● **Instruction**
Return the listing below word for word.

● **Data entries**
==============================
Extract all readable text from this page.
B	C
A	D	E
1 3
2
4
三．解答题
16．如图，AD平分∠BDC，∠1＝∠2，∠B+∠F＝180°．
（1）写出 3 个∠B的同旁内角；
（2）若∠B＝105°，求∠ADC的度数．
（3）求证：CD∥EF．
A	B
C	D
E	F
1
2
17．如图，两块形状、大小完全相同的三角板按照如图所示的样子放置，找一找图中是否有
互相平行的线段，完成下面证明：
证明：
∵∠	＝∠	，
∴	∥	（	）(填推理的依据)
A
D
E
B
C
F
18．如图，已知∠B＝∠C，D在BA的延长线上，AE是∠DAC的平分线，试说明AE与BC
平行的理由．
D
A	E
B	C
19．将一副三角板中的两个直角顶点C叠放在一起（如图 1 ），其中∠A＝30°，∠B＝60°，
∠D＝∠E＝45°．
==============================
● **Response to this task**
Extract all readable text from this page.
B	C
A	D	E
1 3
2
4
三．解答题
16．如图，AD平分∠BDC，∠1＝∠2，∠B+∠F＝180°．
（1）写出 3 个∠B的同旁内角；
（2）若∠B＝105°，求∠ADC的度数．
（3）求证：CD∥EF．
A	B
C	D
E	F
1
2
17．如图，两块形状、大小完全相同的三角板按照如图所示的样子放置，找一找图中是否有
互相平行的线段，完成下面证明：
证明：
∵∠	＝∠	，
∴	∥	（	）(填推理的依据)
A
D
E
B
C
F
18．如图，已知∠B＝∠C，D在BA的延长线上，AE是∠DAC的平分线，试说明AE与BC
平行的理由．
D
A	E
B	C
19．将一副三角板中的两个直角顶点C叠放在一起（如图 1 ），其中∠A＝30°，∠B＝60°，
∠D＝∠E＝45°．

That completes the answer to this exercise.